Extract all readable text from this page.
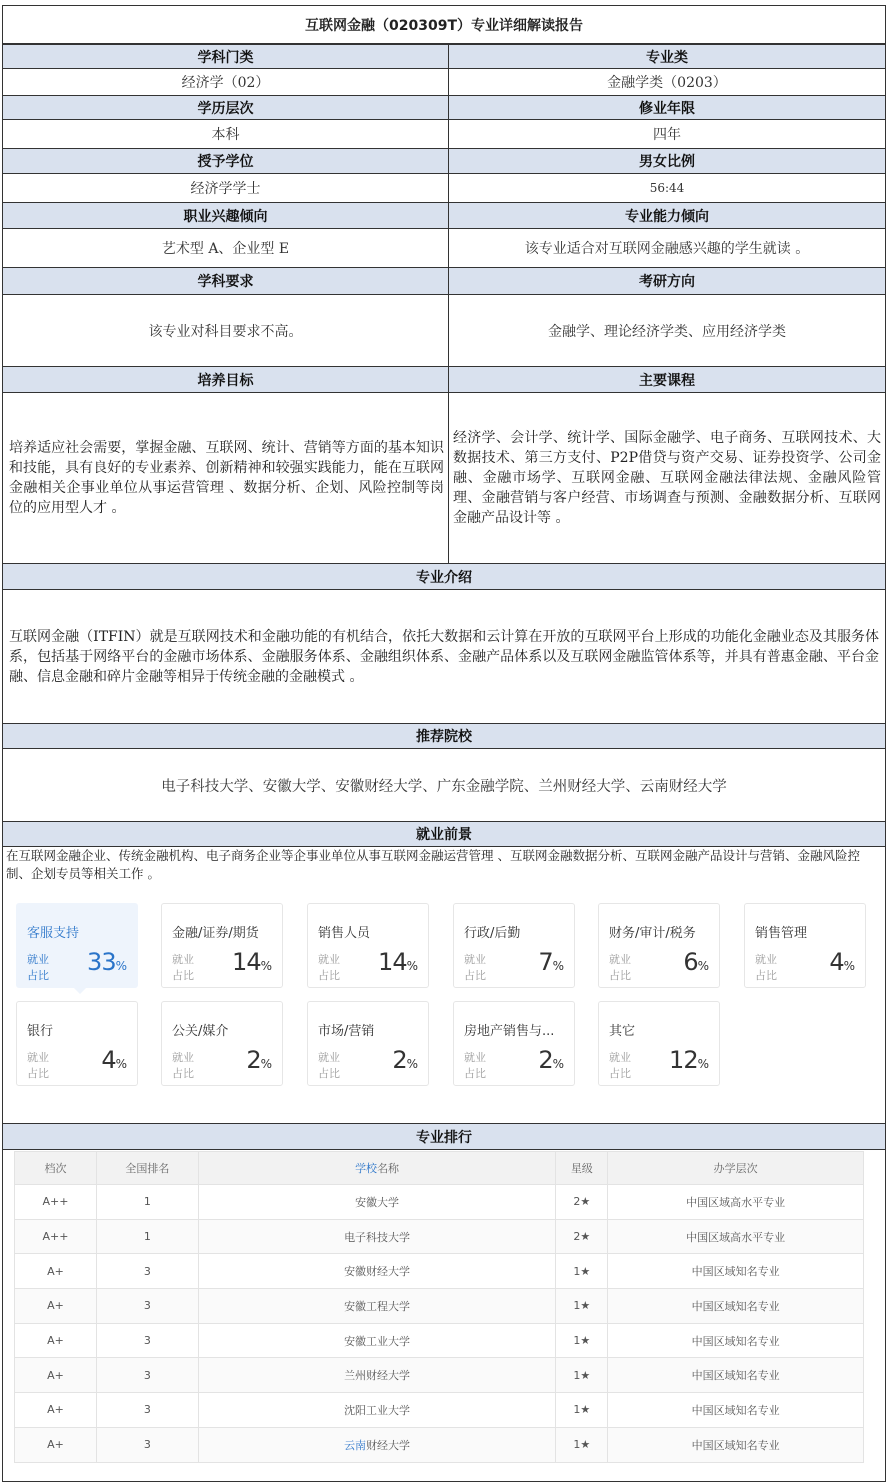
互联网金融（020309T）专业详细解读报告
学科门类	专业类
经济学（02）	金融学类（0203）
学历层次	修业年限
本科	四年
授予学位	男女比例
经济学学士	56:44
职业兴趣倾向	专业能力倾向
艺术型 A、企业型 E	该专业适合对互联网金融感兴趣的学生就读 。
学科要求	考研方向
该专业对科目要求不高。	金融学、理论经济学类、应用经济学类
培养目标	主要课程
培养适应社会需要，掌握金融、互联网、统计、营销等方面的基本知识和技能，具有良好的专业素养、创新精神和较强实践能力，能在互联网金融相关企事业单位从事运营管理 、数据分析、企划、风险控制等岗位的应用型人才 。
经济学、会计学、统计学、国际金融学、电子商务、互联网技术、大数据技术、第三方支付、P2P借贷与资产交易、证券投资学、公司金融、金融市场学、互联网金融、互联网金融法律法规、金融风险管理、金融营销与客户经营、市场调查与预测、金融数据分析、互联网金融产品设计等 。
专业介绍
互联网金融（ITFIN）就是互联网技术和金融功能的有机结合，依托大数据和云计算在开放的互联网平台上形成的功能化金融业态及其服务体系，包括基于网络平台的金融市场体系、金融服务体系、金融组织体系、金融产品体系以及互联网金融监管体系等，并具有普惠金融、平台金融、信息金融和碎片金融等相异于传统金融的金融模式 。
推荐院校
电子科技大学、安徽大学、安徽财经大学、广东金融学院、兰州财经大学、云南财经大学
就业前景
在互联网金融企业、传统金融机构、电子商务企业等企事业单位从事互联网金融运营管理 、互联网金融数据分析、互联网金融产品设计与营销、金融风险控制、企划专员等相关工作 。
客服支持
就业
占比	33%
金融/证券/期货
就业
占比	14%
销售人员
就业
占比	14%
行政/后勤
就业
占比	7%
财务/审计/税务
就业
占比	6%
销售管理
就业
占比	4%
银行
就业
占比	4%
公关/媒介
就业
占比	2%
市场/营销
就业
占比	2%
房地产销售与...
就业
占比	2%
其它
就业
占比	12%
专业排行
档次	全国排名	学校名称	星级	办学层次
A++	1	安徽大学	2★	中国区域高水平专业
A++	1	电子科技大学	2★	中国区域高水平专业
A+	3	安徽财经大学	1★	中国区域知名专业
A+	3	安徽工程大学	1★	中国区域知名专业
A+	3	安徽工业大学	1★	中国区域知名专业
A+	3	兰州财经大学	1★	中国区域知名专业
A+	3	沈阳工业大学	1★	中国区域知名专业
A+	3	云南财经大学	1★	中国区域知名专业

______________________________

Above are some records. Count the lines among them with the word "兰州财经大学", and answer with the number only.

Final result – 2